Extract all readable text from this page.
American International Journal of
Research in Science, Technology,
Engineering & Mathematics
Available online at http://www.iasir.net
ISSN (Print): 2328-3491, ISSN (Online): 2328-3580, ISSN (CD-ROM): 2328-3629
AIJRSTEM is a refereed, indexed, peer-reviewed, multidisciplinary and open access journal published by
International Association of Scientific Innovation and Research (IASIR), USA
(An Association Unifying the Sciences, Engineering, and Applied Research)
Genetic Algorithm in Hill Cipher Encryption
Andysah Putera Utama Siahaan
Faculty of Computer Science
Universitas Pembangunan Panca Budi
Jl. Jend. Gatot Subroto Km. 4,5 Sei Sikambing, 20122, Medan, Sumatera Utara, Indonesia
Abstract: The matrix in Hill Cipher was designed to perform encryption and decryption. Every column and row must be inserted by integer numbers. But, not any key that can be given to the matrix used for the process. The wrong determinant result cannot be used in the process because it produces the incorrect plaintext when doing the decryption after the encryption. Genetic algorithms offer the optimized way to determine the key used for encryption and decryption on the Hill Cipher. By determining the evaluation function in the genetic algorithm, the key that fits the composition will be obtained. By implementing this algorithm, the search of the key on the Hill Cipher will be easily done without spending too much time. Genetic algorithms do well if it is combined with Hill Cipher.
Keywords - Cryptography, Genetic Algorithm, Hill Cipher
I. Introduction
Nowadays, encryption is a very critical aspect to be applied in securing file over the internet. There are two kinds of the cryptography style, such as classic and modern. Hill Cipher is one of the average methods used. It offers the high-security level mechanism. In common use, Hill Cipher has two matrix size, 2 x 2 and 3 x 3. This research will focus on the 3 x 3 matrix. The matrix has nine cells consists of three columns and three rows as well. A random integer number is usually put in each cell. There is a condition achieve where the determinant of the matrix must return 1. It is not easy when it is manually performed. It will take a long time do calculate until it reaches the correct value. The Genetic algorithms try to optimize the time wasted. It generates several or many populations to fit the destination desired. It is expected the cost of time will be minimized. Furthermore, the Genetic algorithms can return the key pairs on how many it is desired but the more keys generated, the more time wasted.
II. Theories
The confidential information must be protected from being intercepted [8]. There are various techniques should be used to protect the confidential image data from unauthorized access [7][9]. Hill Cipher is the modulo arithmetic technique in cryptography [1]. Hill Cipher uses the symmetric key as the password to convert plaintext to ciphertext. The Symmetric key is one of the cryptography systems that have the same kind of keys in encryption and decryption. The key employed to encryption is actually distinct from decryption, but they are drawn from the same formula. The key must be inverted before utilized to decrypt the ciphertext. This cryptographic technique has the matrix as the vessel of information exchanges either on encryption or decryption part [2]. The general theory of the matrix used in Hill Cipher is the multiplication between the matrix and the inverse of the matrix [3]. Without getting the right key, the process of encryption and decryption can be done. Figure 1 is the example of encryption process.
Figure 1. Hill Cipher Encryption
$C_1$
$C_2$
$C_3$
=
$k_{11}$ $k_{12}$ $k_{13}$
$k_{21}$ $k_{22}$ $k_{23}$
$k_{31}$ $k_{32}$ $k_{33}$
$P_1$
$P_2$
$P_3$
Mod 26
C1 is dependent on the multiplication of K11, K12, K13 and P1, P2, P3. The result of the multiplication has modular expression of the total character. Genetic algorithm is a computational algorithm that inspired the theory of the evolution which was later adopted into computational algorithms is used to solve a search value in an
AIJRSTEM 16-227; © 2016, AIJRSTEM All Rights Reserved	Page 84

§ TASK OBJECTIVE
All lines above with the word "AIJRSTEM" need to be reported.

§ WRITTEN RESPONSE
AIJRSTEM is a refereed, indexed, peer-reviewed, multidisciplinary and open access journal published by
AIJRSTEM 16-227; © 2016, AIJRSTEM All Rights Reserved	Page 84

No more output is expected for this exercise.